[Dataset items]
○ ○ ○ ○

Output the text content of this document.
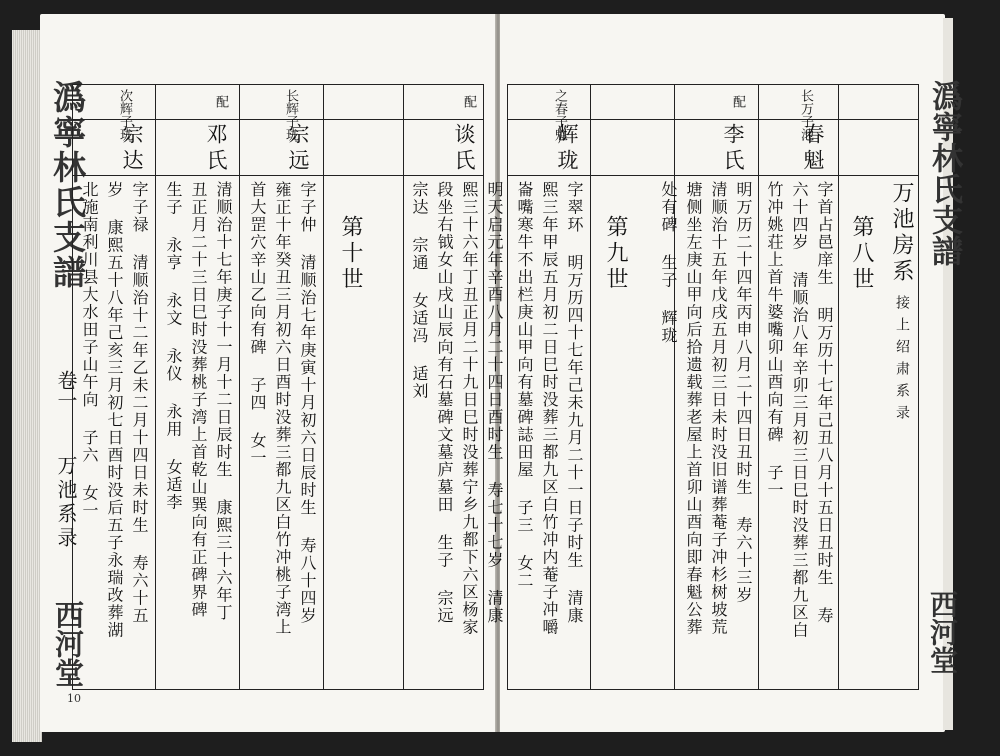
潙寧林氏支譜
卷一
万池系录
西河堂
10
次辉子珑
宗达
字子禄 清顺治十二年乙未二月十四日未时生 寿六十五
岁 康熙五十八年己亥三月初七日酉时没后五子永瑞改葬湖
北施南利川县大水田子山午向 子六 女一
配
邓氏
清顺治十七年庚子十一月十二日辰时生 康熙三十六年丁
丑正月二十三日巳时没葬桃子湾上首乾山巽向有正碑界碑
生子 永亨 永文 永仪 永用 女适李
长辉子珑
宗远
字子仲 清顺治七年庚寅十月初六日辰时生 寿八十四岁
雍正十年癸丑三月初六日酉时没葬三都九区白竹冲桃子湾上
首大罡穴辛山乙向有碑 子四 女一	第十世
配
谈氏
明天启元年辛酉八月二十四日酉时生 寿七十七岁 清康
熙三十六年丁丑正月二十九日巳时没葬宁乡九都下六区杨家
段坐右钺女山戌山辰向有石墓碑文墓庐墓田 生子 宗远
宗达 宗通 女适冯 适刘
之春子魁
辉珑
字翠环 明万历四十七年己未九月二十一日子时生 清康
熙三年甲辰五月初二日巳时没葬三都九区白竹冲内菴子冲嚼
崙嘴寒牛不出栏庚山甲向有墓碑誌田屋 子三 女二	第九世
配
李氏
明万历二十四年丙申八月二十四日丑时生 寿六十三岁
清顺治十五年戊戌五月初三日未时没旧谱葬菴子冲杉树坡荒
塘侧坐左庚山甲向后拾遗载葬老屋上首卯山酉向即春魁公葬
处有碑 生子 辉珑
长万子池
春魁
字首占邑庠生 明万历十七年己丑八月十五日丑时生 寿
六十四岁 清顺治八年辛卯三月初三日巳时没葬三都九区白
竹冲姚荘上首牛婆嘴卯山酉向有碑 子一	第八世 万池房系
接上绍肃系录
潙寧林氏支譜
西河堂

○ ○ ○ ○

**WHAT THE EXERCISE ASKS**: Every line above should be returned exactly; the pictures stay out.

**TASK OUTPUT**:
Output the text content of this document.
潙寧林氏支譜
卷一
万池系录
西河堂
10
次辉子珑
宗达
字子禄 清顺治十二年乙未二月十四日未时生 寿六十五
岁 康熙五十八年己亥三月初七日酉时没后五子永瑞改葬湖
北施南利川县大水田子山午向 子六 女一
配
邓氏
清顺治十七年庚子十一月十二日辰时生 康熙三十六年丁
丑正月二十三日巳时没葬桃子湾上首乾山巽向有正碑界碑
生子 永亨 永文 永仪 永用 女适李
长辉子珑
宗远
字子仲 清顺治七年庚寅十月初六日辰时生 寿八十四岁
雍正十年癸丑三月初六日酉时没葬三都九区白竹冲桃子湾上
首大罡穴辛山乙向有碑 子四 女一	第十世
配
谈氏
明天启元年辛酉八月二十四日酉时生 寿七十七岁 清康
熙三十六年丁丑正月二十九日巳时没葬宁乡九都下六区杨家
段坐右钺女山戌山辰向有石墓碑文墓庐墓田 生子 宗远
宗达 宗通 女适冯 适刘
之春子魁
辉珑
字翠环 明万历四十七年己未九月二十一日子时生 清康
熙三年甲辰五月初二日巳时没葬三都九区白竹冲内菴子冲嚼
崙嘴寒牛不出栏庚山甲向有墓碑誌田屋 子三 女二	第九世
配
李氏
明万历二十四年丙申八月二十四日丑时生 寿六十三岁
清顺治十五年戊戌五月初三日未时没旧谱葬菴子冲杉树坡荒
塘侧坐左庚山甲向后拾遗载葬老屋上首卯山酉向即春魁公葬
处有碑 生子 辉珑
长万子池
春魁
字首占邑庠生 明万历十七年己丑八月十五日丑时生 寿
六十四岁 清顺治八年辛卯三月初三日巳时没葬三都九区白
竹冲姚荘上首牛婆嘴卯山酉向有碑 子一	第八世 万池房系
接上绍肃系录
潙寧林氏支譜
西河堂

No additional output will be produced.